++++ EXERCISE DATA

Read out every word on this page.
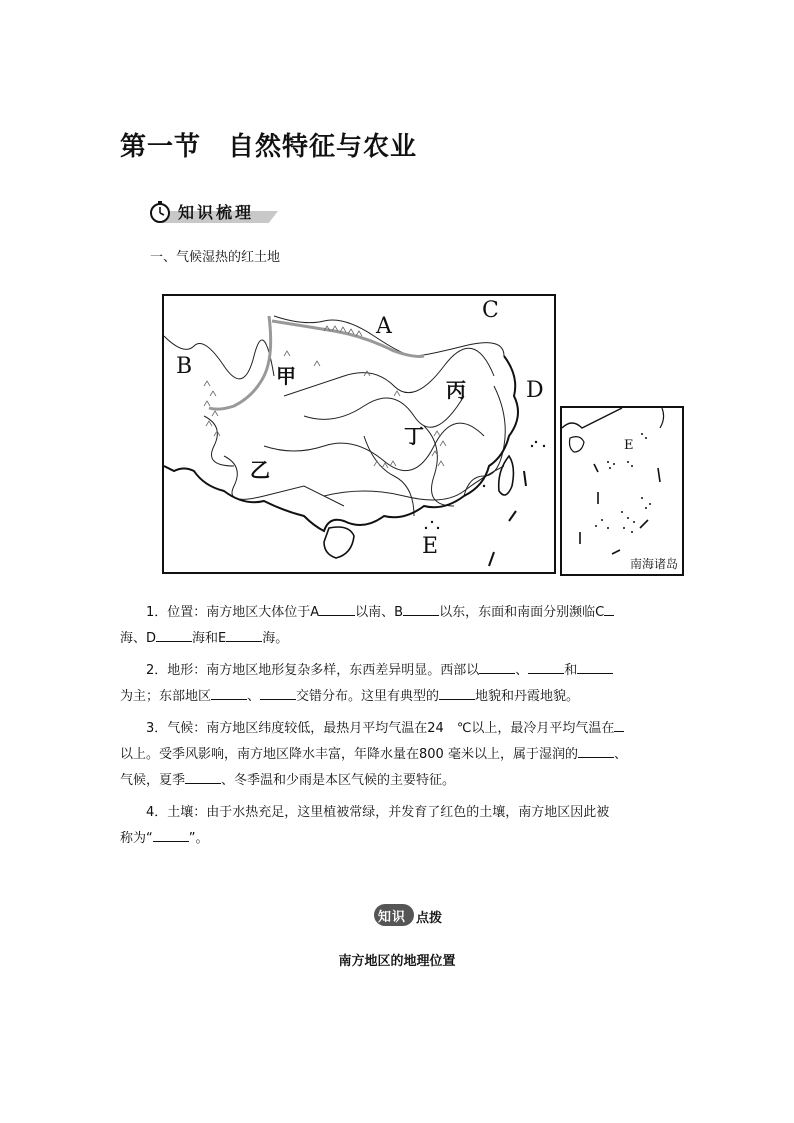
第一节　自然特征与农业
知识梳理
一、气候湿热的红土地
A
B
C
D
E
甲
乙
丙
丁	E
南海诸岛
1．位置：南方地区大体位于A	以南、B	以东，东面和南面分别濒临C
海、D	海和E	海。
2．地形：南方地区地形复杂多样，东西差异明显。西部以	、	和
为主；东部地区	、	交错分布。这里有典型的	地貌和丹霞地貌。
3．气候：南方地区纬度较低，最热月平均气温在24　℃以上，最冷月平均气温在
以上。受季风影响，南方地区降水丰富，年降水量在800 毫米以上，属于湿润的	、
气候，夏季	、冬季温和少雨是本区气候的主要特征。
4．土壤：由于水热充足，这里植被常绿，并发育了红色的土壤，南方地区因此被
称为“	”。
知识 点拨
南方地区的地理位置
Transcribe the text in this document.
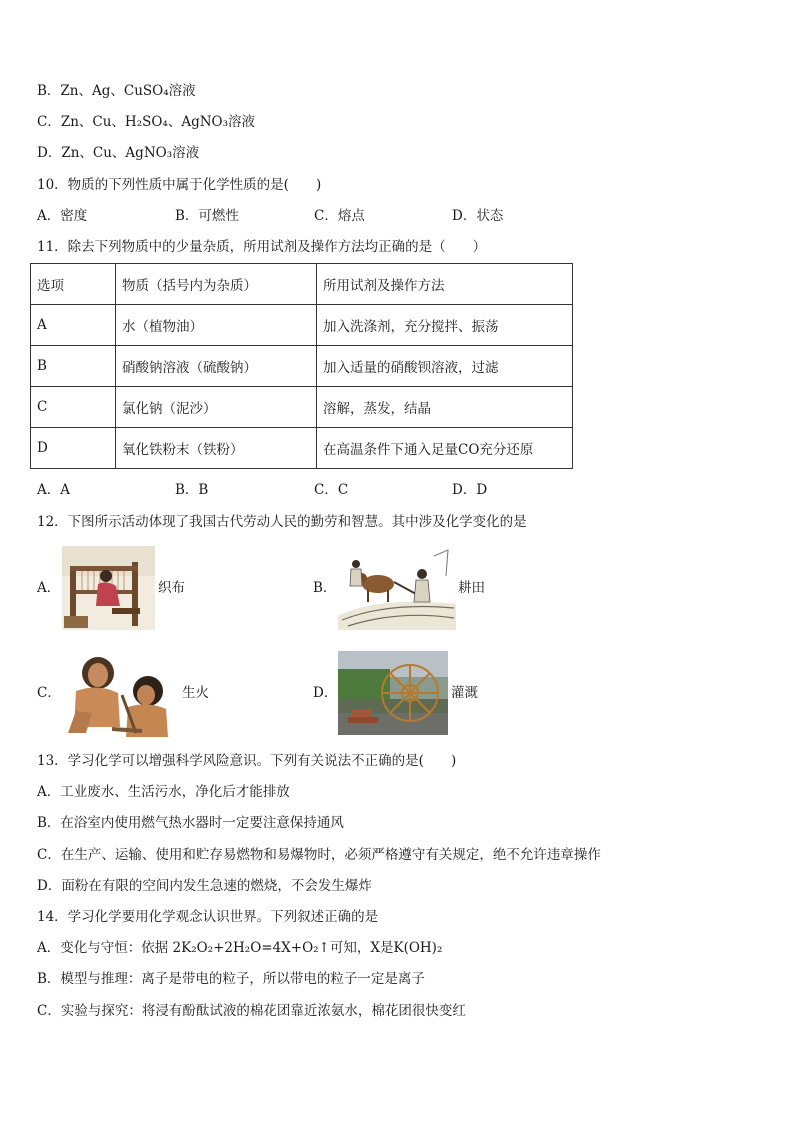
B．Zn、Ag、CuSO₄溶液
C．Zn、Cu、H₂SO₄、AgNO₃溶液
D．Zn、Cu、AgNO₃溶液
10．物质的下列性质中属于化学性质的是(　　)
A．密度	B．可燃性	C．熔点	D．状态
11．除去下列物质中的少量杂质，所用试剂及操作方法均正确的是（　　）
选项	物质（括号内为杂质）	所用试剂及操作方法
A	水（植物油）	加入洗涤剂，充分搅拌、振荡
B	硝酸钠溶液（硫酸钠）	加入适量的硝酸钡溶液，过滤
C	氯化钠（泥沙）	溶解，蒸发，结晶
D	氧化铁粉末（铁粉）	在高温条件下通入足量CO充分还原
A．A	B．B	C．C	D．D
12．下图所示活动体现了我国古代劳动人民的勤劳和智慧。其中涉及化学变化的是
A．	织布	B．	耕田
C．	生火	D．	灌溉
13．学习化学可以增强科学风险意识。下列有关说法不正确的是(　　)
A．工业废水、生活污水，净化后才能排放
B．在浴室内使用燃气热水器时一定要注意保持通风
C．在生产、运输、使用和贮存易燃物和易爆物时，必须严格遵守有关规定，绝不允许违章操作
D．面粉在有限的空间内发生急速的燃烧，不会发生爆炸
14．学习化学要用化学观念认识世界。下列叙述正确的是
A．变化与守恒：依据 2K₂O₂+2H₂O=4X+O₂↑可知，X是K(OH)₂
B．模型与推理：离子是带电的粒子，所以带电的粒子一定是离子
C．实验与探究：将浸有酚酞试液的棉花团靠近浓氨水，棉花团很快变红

++++++++

* **TASK STATEMENT**
Copy exactly, please, the lines that run from the line holding "Transcribe the text in this document." through the closing line of the material above, omitting every picture.

* **EXERCISE RESPONSE**
Transcribe the text in this document.
B．Zn、Ag、CuSO₄溶液
C．Zn、Cu、H₂SO₄、AgNO₃溶液
D．Zn、Cu、AgNO₃溶液
10．物质的下列性质中属于化学性质的是(　　)
A．密度	B．可燃性	C．熔点	D．状态
11．除去下列物质中的少量杂质，所用试剂及操作方法均正确的是（　　）
选项	物质（括号内为杂质）	所用试剂及操作方法
A	水（植物油）	加入洗涤剂，充分搅拌、振荡
B	硝酸钠溶液（硫酸钠）	加入适量的硝酸钡溶液，过滤
C	氯化钠（泥沙）	溶解，蒸发，结晶
D	氧化铁粉末（铁粉）	在高温条件下通入足量CO充分还原
A．A	B．B	C．C	D．D
12．下图所示活动体现了我国古代劳动人民的勤劳和智慧。其中涉及化学变化的是
A．	织布	B．	耕田
C．	生火	D．	灌溉
13．学习化学可以增强科学风险意识。下列有关说法不正确的是(　　)
A．工业废水、生活污水，净化后才能排放
B．在浴室内使用燃气热水器时一定要注意保持通风
C．在生产、运输、使用和贮存易燃物和易爆物时，必须严格遵守有关规定，绝不允许违章操作
D．面粉在有限的空间内发生急速的燃烧，不会发生爆炸
14．学习化学要用化学观念认识世界。下列叙述正确的是
A．变化与守恒：依据 2K₂O₂+2H₂O=4X+O₂↑可知，X是K(OH)₂
B．模型与推理：离子是带电的粒子，所以带电的粒子一定是离子
C．实验与探究：将浸有酚酞试液的棉花团靠近浓氨水，棉花团很快变红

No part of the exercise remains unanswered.